[begin Input records]

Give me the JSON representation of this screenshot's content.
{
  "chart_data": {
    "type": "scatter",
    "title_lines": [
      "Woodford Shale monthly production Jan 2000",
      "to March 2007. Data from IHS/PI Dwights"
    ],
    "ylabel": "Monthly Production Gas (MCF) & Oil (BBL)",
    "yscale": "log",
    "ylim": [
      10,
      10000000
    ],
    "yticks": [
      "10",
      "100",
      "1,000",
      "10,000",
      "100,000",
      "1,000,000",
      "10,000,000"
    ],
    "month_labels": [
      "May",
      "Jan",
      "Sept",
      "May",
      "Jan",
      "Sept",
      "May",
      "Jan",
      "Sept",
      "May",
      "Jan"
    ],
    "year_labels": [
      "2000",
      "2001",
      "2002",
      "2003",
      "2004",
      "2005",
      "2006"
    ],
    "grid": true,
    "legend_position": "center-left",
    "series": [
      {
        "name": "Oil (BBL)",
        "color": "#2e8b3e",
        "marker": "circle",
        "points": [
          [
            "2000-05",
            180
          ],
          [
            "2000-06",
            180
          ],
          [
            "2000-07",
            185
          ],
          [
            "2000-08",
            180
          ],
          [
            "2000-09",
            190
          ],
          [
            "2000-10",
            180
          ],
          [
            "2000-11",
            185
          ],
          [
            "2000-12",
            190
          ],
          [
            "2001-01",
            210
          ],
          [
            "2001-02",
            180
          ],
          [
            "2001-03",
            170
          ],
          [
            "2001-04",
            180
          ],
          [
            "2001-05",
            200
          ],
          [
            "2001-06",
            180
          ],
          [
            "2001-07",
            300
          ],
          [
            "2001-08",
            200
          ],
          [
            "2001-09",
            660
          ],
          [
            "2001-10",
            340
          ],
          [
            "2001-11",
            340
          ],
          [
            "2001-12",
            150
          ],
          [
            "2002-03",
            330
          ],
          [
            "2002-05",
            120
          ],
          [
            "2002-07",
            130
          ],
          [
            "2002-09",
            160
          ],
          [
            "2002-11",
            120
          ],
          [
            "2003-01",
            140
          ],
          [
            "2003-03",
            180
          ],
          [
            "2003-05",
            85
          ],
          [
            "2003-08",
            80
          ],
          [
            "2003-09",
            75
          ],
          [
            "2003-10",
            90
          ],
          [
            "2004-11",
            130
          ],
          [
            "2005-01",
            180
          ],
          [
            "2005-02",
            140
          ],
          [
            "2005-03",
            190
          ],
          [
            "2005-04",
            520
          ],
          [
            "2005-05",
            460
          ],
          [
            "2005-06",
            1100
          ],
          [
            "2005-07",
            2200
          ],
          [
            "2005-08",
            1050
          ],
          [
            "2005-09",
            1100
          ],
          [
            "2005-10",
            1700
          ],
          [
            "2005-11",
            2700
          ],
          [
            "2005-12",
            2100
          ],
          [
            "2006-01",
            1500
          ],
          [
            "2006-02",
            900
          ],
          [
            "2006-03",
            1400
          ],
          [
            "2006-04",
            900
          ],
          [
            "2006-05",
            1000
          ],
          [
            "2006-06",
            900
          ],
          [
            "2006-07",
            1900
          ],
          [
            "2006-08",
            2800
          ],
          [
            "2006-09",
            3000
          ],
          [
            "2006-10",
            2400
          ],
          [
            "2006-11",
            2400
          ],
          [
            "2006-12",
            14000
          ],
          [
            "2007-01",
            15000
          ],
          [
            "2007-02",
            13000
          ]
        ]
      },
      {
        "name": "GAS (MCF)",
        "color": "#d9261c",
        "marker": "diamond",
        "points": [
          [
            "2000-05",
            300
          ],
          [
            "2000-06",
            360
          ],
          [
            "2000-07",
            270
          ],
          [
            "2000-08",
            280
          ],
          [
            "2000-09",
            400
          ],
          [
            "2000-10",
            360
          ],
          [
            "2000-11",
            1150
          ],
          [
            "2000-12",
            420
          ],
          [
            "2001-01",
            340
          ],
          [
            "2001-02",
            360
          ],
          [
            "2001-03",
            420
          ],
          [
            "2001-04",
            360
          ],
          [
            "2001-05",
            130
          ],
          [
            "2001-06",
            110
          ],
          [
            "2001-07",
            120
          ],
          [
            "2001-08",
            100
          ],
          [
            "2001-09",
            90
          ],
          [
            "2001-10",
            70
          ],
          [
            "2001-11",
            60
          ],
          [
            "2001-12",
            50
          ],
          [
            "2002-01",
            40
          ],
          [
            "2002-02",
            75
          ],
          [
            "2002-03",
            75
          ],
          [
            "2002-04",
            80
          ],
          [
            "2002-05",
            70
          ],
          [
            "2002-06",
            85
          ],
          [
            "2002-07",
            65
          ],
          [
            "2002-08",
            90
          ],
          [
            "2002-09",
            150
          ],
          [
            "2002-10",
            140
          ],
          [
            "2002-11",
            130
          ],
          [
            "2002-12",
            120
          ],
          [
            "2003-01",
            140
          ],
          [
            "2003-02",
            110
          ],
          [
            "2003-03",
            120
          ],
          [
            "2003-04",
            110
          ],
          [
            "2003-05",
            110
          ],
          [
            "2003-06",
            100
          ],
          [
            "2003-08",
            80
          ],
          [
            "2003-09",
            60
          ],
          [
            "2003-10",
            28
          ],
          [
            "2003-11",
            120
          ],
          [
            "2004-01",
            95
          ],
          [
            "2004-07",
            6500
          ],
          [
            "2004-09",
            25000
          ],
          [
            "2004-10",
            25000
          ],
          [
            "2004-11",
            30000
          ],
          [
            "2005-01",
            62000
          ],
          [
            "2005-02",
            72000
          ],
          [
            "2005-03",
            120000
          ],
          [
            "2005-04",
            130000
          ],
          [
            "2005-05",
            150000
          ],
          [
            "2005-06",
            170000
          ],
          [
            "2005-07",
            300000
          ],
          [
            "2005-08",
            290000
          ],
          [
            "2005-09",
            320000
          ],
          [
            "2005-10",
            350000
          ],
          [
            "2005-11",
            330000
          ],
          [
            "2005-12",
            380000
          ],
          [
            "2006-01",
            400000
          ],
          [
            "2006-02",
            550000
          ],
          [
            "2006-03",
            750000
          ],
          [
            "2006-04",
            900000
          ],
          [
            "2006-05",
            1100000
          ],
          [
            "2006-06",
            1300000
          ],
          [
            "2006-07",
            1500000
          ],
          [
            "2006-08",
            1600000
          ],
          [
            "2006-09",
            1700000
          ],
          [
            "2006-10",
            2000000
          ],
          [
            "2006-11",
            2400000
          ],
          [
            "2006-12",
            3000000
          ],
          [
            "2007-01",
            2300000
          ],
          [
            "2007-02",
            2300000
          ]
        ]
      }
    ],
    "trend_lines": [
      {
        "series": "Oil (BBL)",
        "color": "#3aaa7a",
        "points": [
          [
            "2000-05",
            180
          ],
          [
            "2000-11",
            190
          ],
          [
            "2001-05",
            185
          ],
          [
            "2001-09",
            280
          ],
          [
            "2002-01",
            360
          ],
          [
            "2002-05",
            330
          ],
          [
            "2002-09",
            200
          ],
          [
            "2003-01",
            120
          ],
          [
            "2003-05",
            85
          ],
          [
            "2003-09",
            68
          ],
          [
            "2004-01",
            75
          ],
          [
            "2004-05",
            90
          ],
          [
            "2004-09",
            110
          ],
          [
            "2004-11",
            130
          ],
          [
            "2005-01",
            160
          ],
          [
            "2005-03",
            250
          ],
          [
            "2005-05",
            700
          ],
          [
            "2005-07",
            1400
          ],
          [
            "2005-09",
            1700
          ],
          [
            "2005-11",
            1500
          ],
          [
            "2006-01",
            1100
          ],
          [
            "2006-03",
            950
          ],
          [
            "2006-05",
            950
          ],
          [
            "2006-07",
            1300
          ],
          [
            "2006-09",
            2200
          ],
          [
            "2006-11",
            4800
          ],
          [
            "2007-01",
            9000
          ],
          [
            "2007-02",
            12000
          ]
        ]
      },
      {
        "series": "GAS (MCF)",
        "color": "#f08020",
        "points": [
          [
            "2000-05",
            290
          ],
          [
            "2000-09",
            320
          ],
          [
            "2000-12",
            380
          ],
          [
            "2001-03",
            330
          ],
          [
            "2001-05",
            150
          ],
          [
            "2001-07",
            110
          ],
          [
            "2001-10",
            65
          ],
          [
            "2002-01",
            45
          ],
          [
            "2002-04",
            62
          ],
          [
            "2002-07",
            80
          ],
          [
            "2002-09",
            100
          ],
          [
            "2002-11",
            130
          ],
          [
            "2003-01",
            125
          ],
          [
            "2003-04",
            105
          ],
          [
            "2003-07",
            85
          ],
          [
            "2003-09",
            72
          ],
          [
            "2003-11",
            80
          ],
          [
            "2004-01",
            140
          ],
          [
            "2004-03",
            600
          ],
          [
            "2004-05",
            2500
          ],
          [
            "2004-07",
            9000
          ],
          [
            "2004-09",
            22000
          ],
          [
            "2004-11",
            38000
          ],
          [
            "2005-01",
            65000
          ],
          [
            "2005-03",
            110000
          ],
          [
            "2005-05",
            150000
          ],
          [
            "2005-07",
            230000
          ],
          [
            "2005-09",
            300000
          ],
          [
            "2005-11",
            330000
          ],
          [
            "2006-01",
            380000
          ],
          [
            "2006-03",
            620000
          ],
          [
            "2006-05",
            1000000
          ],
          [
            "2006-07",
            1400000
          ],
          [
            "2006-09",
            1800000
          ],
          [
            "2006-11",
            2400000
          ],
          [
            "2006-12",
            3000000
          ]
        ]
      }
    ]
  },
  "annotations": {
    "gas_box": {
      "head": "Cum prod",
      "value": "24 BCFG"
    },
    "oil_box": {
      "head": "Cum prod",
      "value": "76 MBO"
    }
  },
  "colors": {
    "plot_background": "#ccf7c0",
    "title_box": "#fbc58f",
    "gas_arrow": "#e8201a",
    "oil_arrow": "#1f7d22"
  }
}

[end Input records]

### Your goal
In the entries above, how many lines hold the word "series"? State the number and nothing else.

### Result
3